Rows from a dataset:
========

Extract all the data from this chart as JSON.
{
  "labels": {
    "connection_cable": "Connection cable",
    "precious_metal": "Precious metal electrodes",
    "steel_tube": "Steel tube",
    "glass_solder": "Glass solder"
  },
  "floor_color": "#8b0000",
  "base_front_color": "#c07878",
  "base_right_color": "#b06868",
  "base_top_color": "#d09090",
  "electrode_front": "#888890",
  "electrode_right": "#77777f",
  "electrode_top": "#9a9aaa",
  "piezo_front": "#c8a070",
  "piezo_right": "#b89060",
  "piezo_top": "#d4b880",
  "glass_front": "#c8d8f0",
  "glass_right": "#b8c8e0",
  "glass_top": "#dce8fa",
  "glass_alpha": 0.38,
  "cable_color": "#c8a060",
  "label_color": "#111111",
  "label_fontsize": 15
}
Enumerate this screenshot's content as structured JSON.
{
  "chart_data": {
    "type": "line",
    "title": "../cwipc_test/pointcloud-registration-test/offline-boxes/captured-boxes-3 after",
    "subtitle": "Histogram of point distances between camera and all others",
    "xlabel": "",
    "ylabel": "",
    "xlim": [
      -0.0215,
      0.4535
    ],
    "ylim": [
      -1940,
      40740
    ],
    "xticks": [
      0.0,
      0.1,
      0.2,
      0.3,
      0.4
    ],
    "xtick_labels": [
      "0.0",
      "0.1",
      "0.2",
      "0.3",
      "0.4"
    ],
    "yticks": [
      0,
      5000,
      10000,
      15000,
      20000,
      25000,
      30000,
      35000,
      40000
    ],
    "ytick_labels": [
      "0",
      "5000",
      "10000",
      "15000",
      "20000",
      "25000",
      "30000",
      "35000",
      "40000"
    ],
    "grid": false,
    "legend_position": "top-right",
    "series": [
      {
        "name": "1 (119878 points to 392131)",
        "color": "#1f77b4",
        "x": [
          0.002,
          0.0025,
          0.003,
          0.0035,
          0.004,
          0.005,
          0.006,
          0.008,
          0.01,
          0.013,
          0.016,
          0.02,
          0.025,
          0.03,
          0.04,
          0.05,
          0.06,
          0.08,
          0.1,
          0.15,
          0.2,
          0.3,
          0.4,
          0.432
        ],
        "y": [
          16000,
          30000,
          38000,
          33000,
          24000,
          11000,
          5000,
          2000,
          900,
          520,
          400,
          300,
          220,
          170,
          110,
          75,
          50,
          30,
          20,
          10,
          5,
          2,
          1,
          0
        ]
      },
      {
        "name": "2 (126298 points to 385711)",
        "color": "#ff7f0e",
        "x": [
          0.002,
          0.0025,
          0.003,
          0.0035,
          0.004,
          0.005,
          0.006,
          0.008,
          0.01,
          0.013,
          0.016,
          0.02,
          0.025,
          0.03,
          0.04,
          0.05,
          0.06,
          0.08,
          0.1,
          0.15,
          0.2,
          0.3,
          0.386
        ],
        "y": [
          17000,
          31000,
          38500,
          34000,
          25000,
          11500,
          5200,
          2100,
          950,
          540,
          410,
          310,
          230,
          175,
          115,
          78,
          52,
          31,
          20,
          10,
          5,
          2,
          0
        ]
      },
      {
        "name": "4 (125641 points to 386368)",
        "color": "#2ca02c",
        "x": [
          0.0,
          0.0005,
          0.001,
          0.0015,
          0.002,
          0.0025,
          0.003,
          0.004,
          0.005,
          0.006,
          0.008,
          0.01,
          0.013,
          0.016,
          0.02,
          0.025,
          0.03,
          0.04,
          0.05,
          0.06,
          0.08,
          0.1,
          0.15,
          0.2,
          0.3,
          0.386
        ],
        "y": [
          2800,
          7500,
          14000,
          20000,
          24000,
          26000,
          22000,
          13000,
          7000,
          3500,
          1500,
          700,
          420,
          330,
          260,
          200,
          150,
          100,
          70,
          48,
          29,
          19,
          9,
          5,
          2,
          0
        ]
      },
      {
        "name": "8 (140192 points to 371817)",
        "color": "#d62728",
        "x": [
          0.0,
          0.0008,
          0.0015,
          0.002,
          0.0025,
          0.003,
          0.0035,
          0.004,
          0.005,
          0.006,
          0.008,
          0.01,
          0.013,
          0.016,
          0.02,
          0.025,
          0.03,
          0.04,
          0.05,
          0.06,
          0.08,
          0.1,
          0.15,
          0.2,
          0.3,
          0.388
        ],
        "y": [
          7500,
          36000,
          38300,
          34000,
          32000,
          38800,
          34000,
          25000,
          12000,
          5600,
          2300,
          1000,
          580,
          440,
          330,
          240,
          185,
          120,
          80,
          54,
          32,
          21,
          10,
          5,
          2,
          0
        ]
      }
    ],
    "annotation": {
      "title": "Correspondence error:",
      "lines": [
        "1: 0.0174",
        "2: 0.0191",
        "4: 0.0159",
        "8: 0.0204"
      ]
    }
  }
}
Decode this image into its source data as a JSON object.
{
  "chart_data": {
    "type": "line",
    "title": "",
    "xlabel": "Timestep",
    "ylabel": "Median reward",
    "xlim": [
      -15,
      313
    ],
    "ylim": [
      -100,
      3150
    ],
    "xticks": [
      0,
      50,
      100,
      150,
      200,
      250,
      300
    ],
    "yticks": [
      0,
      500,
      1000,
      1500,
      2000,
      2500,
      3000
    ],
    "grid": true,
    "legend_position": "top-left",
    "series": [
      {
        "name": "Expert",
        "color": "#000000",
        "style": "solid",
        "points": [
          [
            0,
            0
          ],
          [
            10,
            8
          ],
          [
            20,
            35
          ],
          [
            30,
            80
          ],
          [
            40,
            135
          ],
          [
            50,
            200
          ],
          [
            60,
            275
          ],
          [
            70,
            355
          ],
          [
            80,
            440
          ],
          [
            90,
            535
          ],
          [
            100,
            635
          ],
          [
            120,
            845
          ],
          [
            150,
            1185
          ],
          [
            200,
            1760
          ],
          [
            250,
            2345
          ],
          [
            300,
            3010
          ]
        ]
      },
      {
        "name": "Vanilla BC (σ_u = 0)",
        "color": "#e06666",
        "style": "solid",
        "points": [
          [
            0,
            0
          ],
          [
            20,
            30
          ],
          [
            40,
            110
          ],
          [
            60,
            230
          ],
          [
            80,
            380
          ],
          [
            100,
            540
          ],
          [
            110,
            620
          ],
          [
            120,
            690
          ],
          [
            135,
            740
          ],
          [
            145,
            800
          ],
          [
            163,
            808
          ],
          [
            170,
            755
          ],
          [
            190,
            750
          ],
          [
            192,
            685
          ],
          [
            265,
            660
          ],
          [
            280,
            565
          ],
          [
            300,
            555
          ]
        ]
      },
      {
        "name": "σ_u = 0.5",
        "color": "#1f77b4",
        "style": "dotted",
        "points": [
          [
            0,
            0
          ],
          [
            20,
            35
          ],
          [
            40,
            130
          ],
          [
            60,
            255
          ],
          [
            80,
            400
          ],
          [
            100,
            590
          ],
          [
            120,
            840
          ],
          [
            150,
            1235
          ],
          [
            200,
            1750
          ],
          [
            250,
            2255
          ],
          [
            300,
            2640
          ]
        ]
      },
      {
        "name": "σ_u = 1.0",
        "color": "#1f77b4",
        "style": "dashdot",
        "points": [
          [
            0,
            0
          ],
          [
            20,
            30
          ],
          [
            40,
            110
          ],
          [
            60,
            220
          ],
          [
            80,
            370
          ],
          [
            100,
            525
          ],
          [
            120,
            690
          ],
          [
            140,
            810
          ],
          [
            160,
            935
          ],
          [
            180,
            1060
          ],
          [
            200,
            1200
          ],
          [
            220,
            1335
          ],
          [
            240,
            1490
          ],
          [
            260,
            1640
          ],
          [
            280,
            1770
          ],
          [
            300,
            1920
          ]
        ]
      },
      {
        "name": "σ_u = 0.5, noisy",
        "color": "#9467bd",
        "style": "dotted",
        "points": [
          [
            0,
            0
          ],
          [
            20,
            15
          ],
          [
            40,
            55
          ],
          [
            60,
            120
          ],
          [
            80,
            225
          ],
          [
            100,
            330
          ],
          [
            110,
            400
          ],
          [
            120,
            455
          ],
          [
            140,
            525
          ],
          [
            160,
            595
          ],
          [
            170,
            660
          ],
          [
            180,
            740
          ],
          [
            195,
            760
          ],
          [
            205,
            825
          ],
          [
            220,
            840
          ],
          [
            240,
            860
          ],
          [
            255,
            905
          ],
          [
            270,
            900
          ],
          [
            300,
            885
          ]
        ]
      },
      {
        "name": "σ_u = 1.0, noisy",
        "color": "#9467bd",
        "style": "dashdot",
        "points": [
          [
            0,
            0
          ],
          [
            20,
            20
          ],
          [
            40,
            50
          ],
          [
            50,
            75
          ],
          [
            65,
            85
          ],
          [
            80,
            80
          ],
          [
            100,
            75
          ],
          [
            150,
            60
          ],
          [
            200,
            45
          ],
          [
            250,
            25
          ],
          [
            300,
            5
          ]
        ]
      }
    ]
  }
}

========

**Goal**
Copy all lines from the listing that contain "this".

**Correct response**
Extract all the data from this chart as JSON.
Enumerate this screenshot's content as structured JSON.
Decode this image into its source data as a JSON object.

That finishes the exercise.